● **To do**:
Repeat the whole of the data, keeping every detail the same.
· · · · · · ·
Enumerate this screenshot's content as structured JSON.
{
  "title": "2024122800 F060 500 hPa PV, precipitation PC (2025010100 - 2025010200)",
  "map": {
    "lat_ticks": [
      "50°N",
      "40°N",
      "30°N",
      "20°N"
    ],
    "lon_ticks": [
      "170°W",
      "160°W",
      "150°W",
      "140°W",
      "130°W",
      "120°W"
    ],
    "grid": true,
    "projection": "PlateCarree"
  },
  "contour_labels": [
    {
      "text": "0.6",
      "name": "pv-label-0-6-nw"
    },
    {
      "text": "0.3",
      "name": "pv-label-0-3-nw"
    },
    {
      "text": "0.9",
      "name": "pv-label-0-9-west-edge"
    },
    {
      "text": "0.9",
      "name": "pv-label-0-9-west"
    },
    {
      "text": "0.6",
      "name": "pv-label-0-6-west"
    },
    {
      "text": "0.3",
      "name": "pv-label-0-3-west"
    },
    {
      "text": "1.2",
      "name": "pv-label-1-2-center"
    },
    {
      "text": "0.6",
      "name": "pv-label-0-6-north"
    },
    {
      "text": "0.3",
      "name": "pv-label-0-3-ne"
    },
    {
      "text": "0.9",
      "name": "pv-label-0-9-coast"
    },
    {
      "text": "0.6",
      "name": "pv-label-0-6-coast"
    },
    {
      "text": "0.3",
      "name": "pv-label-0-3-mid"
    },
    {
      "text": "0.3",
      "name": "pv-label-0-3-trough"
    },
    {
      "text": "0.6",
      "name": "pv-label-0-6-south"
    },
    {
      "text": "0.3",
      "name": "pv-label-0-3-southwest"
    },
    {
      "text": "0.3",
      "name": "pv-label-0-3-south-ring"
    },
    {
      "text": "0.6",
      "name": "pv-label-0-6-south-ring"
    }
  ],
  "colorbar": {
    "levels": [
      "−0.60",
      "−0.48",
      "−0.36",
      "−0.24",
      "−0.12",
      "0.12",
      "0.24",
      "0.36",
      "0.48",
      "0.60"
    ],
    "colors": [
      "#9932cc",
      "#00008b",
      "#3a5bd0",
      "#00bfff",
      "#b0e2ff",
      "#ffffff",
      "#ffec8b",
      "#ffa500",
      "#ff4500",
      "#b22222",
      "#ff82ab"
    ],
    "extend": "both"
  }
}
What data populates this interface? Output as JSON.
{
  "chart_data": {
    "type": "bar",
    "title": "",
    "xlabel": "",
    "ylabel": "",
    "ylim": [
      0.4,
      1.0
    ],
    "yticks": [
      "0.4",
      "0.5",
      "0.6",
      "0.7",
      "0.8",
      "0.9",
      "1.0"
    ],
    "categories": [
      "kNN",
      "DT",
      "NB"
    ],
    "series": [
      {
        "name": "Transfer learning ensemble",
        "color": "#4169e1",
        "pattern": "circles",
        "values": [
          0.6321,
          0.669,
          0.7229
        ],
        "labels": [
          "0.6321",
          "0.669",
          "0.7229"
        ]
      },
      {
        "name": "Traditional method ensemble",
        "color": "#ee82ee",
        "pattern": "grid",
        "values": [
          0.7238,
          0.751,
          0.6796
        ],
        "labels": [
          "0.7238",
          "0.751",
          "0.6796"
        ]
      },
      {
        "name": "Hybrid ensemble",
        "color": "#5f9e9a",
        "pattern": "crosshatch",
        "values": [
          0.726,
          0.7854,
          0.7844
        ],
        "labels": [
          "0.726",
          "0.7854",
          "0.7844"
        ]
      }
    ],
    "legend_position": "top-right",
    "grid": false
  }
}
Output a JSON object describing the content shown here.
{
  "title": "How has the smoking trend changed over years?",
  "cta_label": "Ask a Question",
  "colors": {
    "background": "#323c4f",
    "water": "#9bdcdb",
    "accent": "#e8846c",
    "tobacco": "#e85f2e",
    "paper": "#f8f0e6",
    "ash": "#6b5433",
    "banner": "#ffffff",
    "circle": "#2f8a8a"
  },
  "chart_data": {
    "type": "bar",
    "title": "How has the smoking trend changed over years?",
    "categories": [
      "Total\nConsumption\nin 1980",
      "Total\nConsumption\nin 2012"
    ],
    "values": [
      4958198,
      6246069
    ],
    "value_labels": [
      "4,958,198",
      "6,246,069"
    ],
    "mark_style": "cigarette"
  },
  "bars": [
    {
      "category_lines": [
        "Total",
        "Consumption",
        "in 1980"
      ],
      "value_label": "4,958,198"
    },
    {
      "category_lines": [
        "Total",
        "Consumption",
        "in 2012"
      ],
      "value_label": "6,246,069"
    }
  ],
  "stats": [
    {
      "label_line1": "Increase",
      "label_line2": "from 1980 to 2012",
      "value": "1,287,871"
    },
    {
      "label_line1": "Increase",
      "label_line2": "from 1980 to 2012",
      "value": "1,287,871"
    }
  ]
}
· · · · · · ·
● **Solution for this problem**:
Enumerate this screenshot's content as structured JSON.
{
  "title": "2024122800 F060 500 hPa PV, precipitation PC (2025010100 - 2025010200)",
  "map": {
    "lat_ticks": [
      "50°N",
      "40°N",
      "30°N",
      "20°N"
    ],
    "lon_ticks": [
      "170°W",
      "160°W",
      "150°W",
      "140°W",
      "130°W",
      "120°W"
    ],
    "grid": true,
    "projection": "PlateCarree"
  },
  "contour_labels": [
    {
      "text": "0.6",
      "name": "pv-label-0-6-nw"
    },
    {
      "text": "0.3",
      "name": "pv-label-0-3-nw"
    },
    {
      "text": "0.9",
      "name": "pv-label-0-9-west-edge"
    },
    {
      "text": "0.9",
      "name": "pv-label-0-9-west"
    },
    {
      "text": "0.6",
      "name": "pv-label-0-6-west"
    },
    {
      "text": "0.3",
      "name": "pv-label-0-3-west"
    },
    {
      "text": "1.2",
      "name": "pv-label-1-2-center"
    },
    {
      "text": "0.6",
      "name": "pv-label-0-6-north"
    },
    {
      "text": "0.3",
      "name": "pv-label-0-3-ne"
    },
    {
      "text": "0.9",
      "name": "pv-label-0-9-coast"
    },
    {
      "text": "0.6",
      "name": "pv-label-0-6-coast"
    },
    {
      "text": "0.3",
      "name": "pv-label-0-3-mid"
    },
    {
      "text": "0.3",
      "name": "pv-label-0-3-trough"
    },
    {
      "text": "0.6",
      "name": "pv-label-0-6-south"
    },
    {
      "text": "0.3",
      "name": "pv-label-0-3-southwest"
    },
    {
      "text": "0.3",
      "name": "pv-label-0-3-south-ring"
    },
    {
      "text": "0.6",
      "name": "pv-label-0-6-south-ring"
    }
  ],
  "colorbar": {
    "levels": [
      "−0.60",
      "−0.48",
      "−0.36",
      "−0.24",
      "−0.12",
      "0.12",
      "0.24",
      "0.36",
      "0.48",
      "0.60"
    ],
    "colors": [
      "#9932cc",
      "#00008b",
      "#3a5bd0",
      "#00bfff",
      "#b0e2ff",
      "#ffffff",
      "#ffec8b",
      "#ffa500",
      "#ff4500",
      "#b22222",
      "#ff82ab"
    ],
    "extend": "both"
  }
}
What data populates this interface? Output as JSON.
{
  "chart_data": {
    "type": "bar",
    "title": "",
    "xlabel": "",
    "ylabel": "",
    "ylim": [
      0.4,
      1.0
    ],
    "yticks": [
      "0.4",
      "0.5",
      "0.6",
      "0.7",
      "0.8",
      "0.9",
      "1.0"
    ],
    "categories": [
      "kNN",
      "DT",
      "NB"
    ],
    "series": [
      {
        "name": "Transfer learning ensemble",
        "color": "#4169e1",
        "pattern": "circles",
        "values": [
          0.6321,
          0.669,
          0.7229
        ],
        "labels": [
          "0.6321",
          "0.669",
          "0.7229"
        ]
      },
      {
        "name": "Traditional method ensemble",
        "color": "#ee82ee",
        "pattern": "grid",
        "values": [
          0.7238,
          0.751,
          0.6796
        ],
        "labels": [
          "0.7238",
          "0.751",
          "0.6796"
        ]
      },
      {
        "name": "Hybrid ensemble",
        "color": "#5f9e9a",
        "pattern": "crosshatch",
        "values": [
          0.726,
          0.7854,
          0.7844
        ],
        "labels": [
          "0.726",
          "0.7854",
          "0.7844"
        ]
      }
    ],
    "legend_position": "top-right",
    "grid": false
  }
}
Output a JSON object describing the content shown here.
{
  "title": "How has the smoking trend changed over years?",
  "cta_label": "Ask a Question",
  "colors": {
    "background": "#323c4f",
    "water": "#9bdcdb",
    "accent": "#e8846c",
    "tobacco": "#e85f2e",
    "paper": "#f8f0e6",
    "ash": "#6b5433",
    "banner": "#ffffff",
    "circle": "#2f8a8a"
  },
  "chart_data": {
    "type": "bar",
    "title": "How has the smoking trend changed over years?",
    "categories": [
      "Total\nConsumption\nin 1980",
      "Total\nConsumption\nin 2012"
    ],
    "values": [
      4958198,
      6246069
    ],
    "value_labels": [
      "4,958,198",
      "6,246,069"
    ],
    "mark_style": "cigarette"
  },
  "bars": [
    {
      "category_lines": [
        "Total",
        "Consumption",
        "in 1980"
      ],
      "value_label": "4,958,198"
    },
    {
      "category_lines": [
        "Total",
        "Consumption",
        "in 2012"
      ],
      "value_label": "6,246,069"
    }
  ],
  "stats": [
    {
      "label_line1": "Increase",
      "label_line2": "from 1980 to 2012",
      "value": "1,287,871"
    },
    {
      "label_line1": "Increase",
      "label_line2": "from 1980 to 2012",
      "value": "1,287,871"
    }
  ]
}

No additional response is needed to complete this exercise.